**DATA FOR THIS EXERCISE:**
· · · · · · ·

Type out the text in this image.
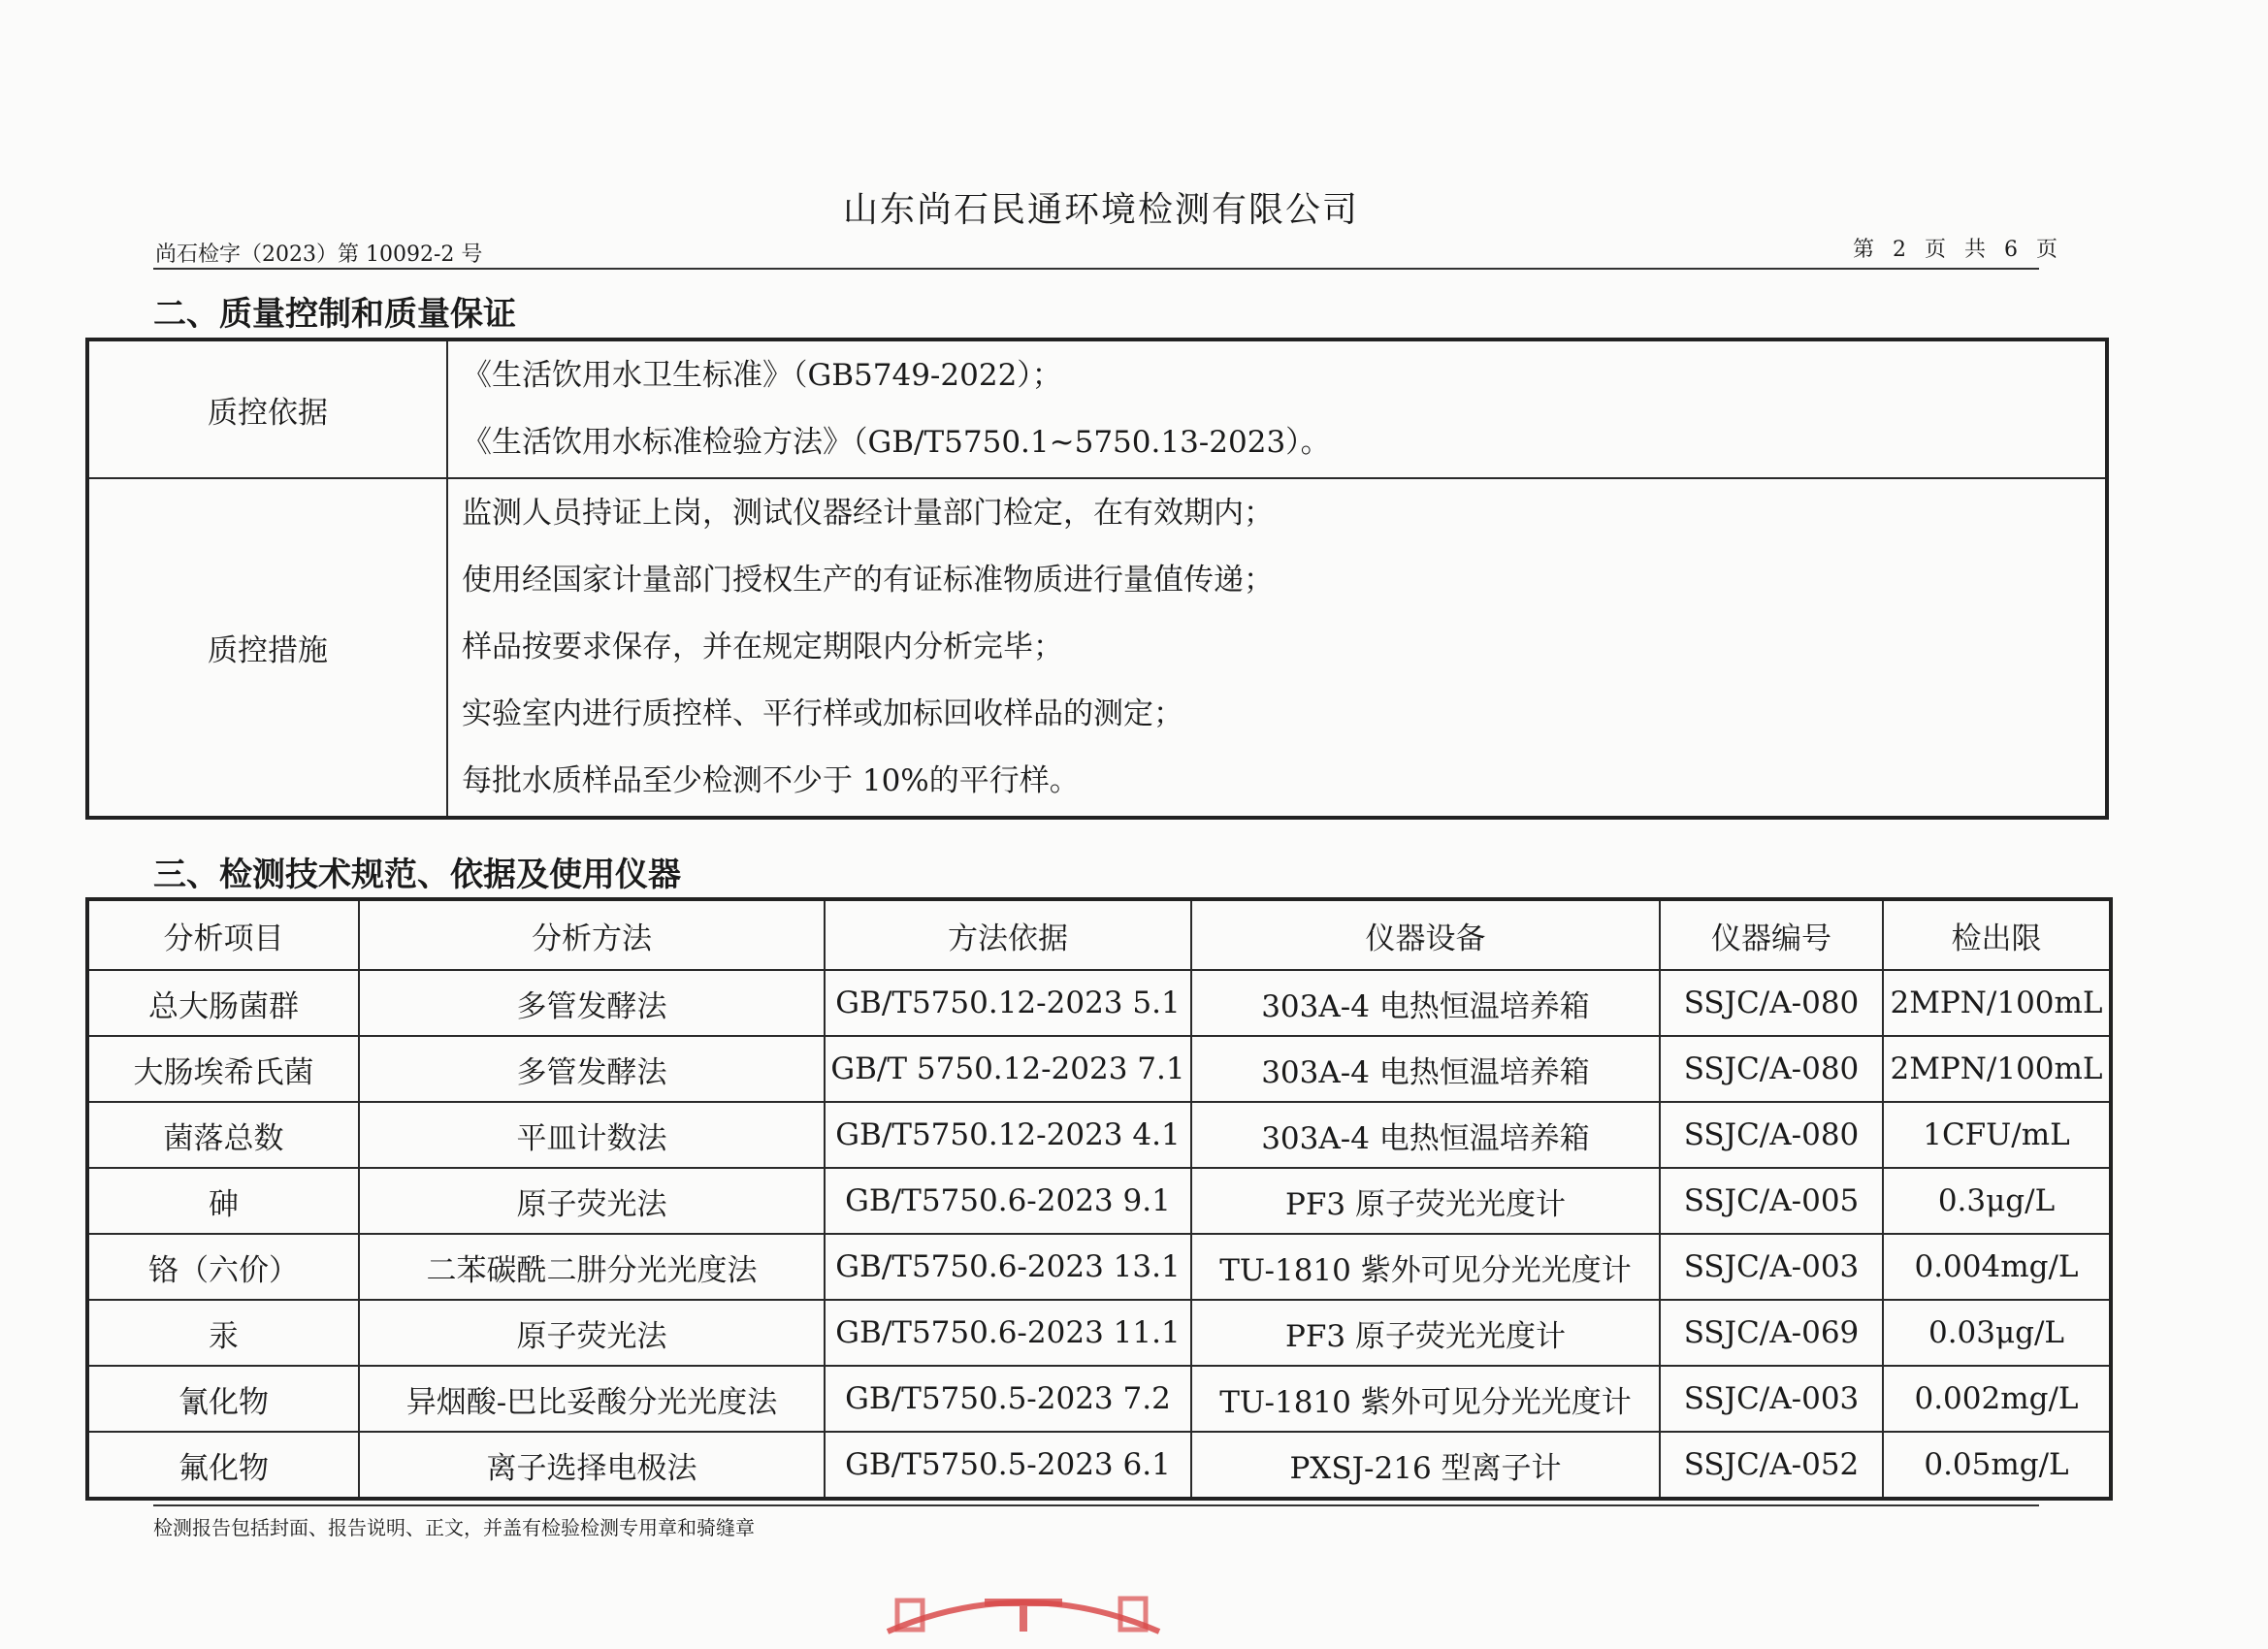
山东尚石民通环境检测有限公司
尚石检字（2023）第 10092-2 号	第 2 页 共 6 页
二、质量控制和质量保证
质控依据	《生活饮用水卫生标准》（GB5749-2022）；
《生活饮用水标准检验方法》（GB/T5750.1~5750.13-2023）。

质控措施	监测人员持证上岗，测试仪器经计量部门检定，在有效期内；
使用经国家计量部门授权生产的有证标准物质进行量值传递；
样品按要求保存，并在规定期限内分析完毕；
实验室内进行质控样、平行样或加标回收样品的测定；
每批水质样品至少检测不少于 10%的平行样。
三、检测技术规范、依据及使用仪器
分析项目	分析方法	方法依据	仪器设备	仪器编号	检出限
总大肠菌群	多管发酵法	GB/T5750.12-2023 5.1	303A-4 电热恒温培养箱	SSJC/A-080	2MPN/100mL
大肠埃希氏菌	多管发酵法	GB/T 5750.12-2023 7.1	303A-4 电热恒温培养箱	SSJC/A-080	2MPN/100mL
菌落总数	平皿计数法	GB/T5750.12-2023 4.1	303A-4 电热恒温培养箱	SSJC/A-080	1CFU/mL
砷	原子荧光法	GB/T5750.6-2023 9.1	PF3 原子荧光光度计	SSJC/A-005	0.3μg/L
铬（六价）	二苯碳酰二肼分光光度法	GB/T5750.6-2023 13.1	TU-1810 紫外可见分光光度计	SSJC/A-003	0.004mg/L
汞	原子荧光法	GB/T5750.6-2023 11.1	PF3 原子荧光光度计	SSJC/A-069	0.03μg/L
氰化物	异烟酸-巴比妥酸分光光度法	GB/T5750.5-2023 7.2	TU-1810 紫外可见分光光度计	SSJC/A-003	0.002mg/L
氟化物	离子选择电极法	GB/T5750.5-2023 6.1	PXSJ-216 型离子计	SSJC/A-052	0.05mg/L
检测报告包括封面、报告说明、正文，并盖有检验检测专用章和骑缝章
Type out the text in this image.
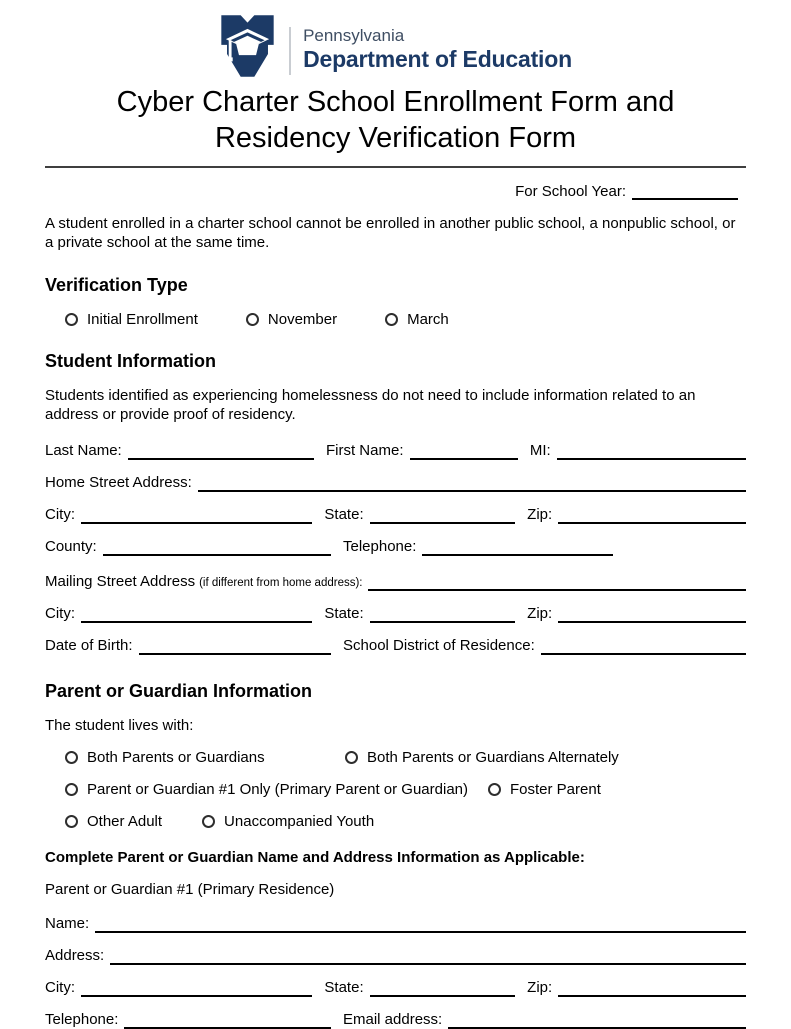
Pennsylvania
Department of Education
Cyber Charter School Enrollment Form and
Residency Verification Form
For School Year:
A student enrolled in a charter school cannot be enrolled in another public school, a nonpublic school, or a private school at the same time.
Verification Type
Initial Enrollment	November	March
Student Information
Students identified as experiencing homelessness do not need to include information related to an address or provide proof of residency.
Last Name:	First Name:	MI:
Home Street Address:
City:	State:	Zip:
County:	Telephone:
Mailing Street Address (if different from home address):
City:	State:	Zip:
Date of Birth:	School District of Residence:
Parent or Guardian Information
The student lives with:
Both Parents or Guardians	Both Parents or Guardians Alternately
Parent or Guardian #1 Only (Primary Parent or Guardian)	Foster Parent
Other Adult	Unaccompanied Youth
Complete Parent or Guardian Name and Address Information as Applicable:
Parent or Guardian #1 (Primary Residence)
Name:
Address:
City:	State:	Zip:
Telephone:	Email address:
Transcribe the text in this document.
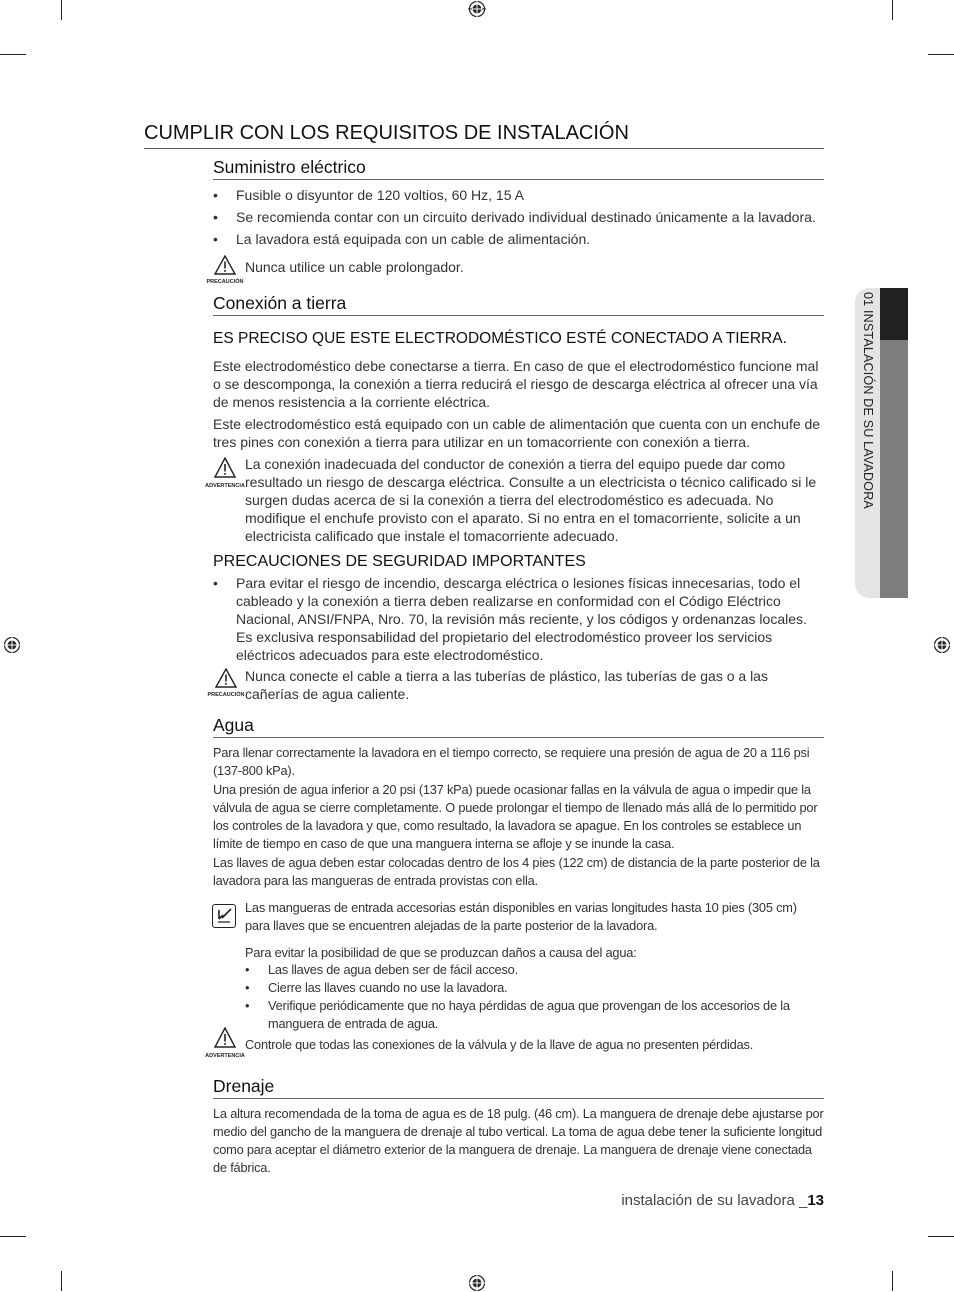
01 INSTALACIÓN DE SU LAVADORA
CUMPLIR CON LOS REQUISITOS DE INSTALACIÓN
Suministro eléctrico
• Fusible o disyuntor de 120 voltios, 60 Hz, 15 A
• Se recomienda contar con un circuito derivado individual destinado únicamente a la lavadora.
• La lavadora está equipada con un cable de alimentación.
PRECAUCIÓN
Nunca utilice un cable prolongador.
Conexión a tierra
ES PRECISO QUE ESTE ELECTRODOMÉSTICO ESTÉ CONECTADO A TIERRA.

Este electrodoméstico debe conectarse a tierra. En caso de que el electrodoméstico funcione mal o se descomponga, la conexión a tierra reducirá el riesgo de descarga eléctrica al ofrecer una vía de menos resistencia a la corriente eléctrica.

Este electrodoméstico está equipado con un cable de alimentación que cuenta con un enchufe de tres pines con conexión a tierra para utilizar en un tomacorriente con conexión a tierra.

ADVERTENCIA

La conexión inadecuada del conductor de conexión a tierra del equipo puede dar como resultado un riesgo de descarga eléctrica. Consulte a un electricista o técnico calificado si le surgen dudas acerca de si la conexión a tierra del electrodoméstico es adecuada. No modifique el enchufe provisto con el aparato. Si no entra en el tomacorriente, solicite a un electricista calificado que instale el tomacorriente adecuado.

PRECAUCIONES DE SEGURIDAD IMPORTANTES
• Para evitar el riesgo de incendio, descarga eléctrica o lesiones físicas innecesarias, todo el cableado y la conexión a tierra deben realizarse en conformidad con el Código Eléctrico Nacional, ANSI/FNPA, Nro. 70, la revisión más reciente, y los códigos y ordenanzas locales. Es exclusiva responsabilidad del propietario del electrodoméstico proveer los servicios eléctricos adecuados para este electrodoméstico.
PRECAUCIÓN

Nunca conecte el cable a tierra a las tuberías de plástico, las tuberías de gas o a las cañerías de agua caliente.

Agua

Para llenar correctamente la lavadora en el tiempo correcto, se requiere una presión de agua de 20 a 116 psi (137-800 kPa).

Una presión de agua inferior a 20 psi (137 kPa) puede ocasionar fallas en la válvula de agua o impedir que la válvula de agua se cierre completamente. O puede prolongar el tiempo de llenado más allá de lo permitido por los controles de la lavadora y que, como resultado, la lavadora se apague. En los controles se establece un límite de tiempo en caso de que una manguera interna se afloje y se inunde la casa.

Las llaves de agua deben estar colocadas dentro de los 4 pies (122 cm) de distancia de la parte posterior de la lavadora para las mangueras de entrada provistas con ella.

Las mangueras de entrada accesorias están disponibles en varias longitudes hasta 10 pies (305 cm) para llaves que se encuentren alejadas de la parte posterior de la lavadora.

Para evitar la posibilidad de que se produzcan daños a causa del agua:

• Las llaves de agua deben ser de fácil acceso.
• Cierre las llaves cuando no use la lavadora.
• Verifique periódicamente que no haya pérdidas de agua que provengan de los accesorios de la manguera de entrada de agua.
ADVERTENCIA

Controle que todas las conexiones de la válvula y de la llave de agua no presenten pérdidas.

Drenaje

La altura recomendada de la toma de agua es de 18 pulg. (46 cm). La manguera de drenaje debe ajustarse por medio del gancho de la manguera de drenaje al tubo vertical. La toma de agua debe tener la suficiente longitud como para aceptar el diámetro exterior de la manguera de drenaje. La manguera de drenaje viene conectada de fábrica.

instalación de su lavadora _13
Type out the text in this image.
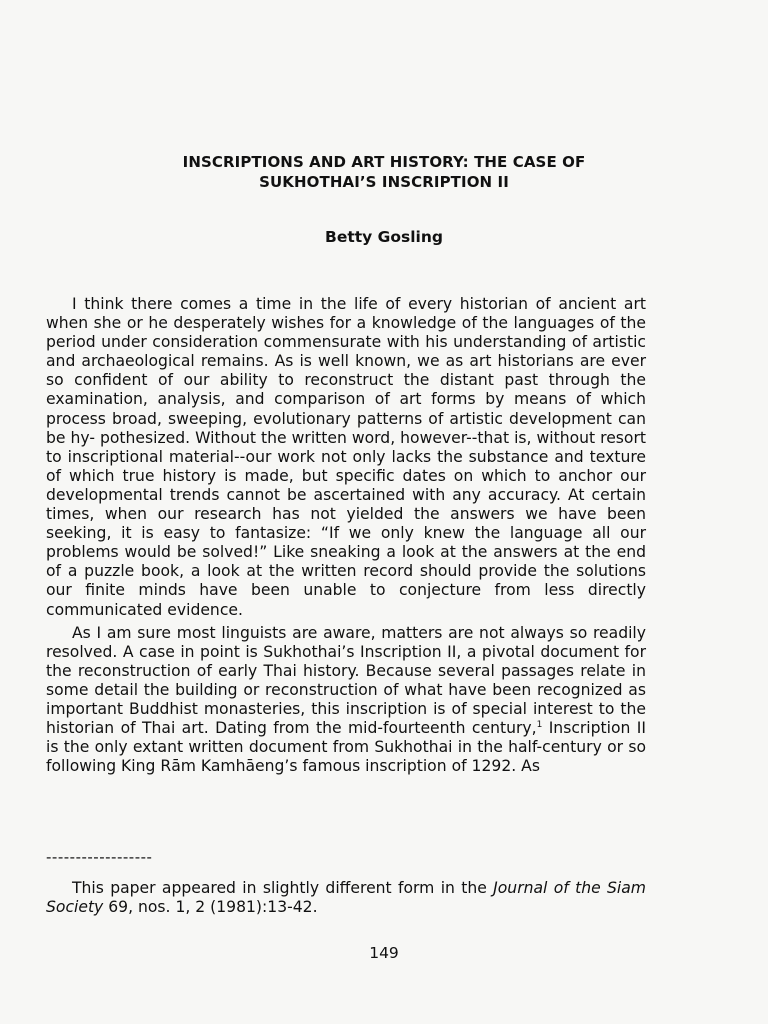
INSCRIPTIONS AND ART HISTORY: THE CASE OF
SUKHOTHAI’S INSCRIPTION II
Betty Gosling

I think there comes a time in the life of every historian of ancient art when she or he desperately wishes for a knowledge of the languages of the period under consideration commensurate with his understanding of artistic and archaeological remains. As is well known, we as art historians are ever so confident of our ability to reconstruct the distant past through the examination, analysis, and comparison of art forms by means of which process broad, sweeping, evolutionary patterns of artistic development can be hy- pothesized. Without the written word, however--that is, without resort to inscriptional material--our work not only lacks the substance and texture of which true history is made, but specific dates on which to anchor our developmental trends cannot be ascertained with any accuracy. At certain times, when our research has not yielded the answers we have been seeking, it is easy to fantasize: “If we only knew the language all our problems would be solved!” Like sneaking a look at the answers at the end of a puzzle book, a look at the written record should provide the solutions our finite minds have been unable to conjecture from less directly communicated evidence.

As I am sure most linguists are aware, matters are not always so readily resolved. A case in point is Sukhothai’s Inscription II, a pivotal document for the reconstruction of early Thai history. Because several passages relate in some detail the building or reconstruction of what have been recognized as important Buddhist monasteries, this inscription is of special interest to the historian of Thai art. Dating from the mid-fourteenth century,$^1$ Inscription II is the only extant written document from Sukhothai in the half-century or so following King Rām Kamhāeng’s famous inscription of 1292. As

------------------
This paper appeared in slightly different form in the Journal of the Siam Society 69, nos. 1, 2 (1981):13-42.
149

· · · · · · ·

Extract all lines from the data in which "llaves" is found.

**RESPONSE TO THE TASK:**
Las llaves de agua deben estar colocadas dentro de los 4 pies (122 cm) de distancia de la parte posterior de la lavadora para las mangueras de entrada provistas con ella.
Las mangueras de entrada accesorias están disponibles en varias longitudes hasta 10 pies (305 cm) para llaves que se encuentren alejadas de la parte posterior de la lavadora.
• Las llaves de agua deben ser de fácil acceso.
• Cierre las llaves cuando no use la lavadora.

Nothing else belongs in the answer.